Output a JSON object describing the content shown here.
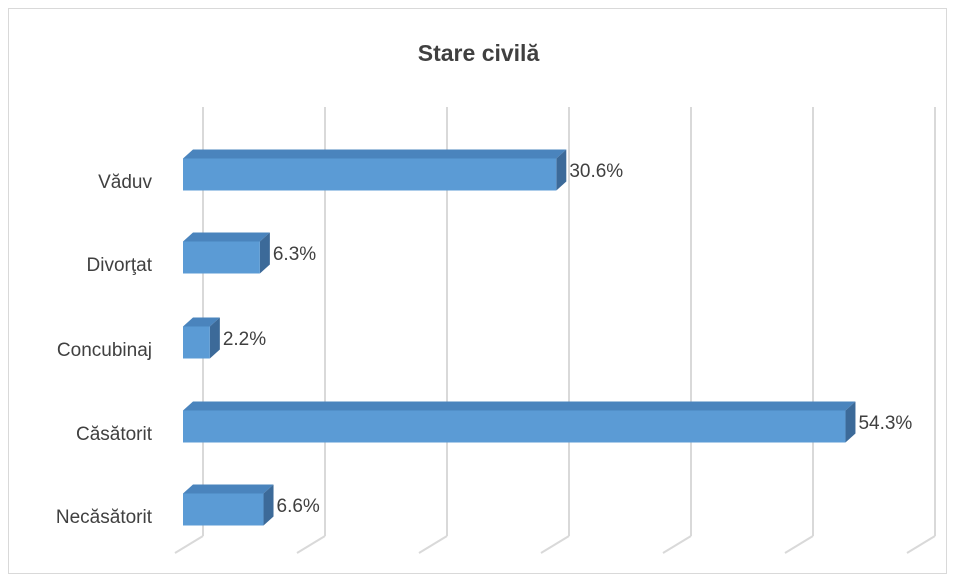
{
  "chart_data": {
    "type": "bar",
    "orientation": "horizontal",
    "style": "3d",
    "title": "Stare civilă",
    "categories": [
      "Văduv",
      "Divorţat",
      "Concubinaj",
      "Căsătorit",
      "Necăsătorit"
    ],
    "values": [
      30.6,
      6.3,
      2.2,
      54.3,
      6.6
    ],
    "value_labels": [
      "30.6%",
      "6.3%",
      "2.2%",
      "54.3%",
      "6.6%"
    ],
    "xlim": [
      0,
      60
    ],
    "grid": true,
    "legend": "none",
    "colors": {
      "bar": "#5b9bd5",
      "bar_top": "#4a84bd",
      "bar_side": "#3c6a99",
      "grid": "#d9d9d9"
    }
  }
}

::::

Print out every entry above without changing a word, and leave out the pictures.

Output a JSON object describing the content shown here.
{
  "chart_data": {
    "type": "bar",
    "orientation": "horizontal",
    "style": "3d",
    "title": "Stare civilă",
    "categories": [
      "Văduv",
      "Divorţat",
      "Concubinaj",
      "Căsătorit",
      "Necăsătorit"
    ],
    "values": [
      30.6,
      6.3,
      2.2,
      54.3,
      6.6
    ],
    "value_labels": [
      "30.6%",
      "6.3%",
      "2.2%",
      "54.3%",
      "6.6%"
    ],
    "xlim": [
      0,
      60
    ],
    "grid": true,
    "legend": "none",
    "colors": {
      "bar": "#5b9bd5",
      "bar_top": "#4a84bd",
      "bar_side": "#3c6a99",
      "grid": "#d9d9d9"
    }
  }
}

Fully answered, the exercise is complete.